• Instruction
Which lines hold the string "text"? Copy every one of them.

• Items from a dataset
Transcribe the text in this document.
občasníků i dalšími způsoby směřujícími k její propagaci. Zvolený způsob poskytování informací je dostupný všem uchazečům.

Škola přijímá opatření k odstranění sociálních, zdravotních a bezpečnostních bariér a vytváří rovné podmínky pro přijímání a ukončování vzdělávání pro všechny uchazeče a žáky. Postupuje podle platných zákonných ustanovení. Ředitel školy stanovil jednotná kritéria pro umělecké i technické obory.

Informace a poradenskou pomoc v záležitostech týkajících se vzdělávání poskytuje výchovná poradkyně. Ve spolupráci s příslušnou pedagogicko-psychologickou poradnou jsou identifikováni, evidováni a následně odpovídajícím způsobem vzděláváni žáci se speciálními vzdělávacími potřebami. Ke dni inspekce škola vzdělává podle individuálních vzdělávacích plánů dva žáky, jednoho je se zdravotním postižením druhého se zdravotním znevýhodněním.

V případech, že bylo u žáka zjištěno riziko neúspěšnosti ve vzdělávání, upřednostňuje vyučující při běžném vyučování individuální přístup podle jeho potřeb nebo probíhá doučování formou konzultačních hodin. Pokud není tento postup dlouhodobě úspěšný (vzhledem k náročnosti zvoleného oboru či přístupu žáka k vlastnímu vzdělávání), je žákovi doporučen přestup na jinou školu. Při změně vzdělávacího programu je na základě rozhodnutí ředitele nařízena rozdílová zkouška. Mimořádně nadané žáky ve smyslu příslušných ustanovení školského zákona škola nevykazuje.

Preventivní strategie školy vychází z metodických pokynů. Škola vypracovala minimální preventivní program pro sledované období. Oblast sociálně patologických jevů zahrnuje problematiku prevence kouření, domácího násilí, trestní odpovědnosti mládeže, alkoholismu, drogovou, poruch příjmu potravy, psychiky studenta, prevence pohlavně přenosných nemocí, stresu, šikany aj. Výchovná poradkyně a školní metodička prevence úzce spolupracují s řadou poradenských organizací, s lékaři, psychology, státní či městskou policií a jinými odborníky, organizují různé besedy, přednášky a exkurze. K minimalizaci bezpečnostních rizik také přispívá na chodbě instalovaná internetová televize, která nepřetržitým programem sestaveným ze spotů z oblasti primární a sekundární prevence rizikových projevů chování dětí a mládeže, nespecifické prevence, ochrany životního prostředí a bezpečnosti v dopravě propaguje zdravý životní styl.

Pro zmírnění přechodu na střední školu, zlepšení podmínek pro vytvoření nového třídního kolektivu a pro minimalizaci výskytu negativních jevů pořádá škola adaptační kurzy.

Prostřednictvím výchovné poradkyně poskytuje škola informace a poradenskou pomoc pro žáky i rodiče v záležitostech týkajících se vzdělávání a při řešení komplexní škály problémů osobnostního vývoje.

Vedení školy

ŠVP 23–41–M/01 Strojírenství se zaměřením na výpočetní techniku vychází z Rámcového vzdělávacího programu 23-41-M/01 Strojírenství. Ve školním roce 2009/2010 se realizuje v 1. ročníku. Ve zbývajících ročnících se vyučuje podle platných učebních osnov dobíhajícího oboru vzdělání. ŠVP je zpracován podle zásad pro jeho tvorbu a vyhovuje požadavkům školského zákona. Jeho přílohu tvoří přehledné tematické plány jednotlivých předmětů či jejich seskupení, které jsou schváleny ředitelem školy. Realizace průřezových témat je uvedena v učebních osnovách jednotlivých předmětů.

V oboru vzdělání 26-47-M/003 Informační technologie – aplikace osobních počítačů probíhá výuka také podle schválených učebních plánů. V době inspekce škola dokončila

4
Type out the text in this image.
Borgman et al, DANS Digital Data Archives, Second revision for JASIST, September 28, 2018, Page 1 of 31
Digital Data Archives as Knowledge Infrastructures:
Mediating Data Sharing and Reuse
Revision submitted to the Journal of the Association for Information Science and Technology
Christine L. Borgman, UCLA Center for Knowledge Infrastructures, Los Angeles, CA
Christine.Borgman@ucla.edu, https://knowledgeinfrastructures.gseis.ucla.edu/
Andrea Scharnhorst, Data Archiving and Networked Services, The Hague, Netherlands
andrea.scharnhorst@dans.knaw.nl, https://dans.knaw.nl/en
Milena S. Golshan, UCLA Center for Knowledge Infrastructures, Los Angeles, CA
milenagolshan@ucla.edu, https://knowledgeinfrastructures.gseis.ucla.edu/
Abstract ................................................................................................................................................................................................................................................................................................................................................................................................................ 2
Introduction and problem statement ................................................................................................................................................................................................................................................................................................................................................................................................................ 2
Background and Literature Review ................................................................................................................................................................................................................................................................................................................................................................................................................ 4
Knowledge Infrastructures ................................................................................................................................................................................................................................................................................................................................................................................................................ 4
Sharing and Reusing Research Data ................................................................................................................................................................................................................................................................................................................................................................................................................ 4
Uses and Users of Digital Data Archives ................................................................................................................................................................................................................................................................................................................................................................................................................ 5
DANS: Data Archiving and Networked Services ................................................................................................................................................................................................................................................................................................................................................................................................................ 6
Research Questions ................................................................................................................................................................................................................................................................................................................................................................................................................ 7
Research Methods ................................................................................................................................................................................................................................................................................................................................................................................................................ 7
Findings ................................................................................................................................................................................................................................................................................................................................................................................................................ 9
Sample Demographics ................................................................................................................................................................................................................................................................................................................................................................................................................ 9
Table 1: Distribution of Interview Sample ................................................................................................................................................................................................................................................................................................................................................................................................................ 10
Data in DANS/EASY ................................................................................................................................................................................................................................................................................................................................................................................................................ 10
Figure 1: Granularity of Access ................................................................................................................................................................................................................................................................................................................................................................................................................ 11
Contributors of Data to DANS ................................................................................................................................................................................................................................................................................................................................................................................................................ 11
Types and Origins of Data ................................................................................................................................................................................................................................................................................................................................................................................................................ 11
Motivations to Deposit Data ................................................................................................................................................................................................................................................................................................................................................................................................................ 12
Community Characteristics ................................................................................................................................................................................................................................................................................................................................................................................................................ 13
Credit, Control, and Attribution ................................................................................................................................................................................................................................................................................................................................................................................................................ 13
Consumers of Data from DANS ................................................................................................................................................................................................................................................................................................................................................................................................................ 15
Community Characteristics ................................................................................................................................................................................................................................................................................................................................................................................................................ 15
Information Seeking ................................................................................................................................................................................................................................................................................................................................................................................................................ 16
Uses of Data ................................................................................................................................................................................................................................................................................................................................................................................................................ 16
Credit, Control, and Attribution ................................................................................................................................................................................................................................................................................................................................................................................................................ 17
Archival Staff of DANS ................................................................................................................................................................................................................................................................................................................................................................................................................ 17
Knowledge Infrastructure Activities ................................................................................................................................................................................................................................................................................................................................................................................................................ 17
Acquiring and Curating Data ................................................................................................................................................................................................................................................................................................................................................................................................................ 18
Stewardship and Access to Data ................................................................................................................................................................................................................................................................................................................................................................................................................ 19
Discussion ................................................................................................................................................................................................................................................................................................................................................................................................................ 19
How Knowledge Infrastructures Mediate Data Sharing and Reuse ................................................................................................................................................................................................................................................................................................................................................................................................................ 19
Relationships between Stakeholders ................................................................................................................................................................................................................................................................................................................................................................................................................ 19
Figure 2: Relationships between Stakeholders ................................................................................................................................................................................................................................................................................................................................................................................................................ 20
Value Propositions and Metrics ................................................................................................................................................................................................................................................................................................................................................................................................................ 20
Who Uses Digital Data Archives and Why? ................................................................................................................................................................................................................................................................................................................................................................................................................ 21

• Task output
Transcribe the text in this document.
Type out the text in this image.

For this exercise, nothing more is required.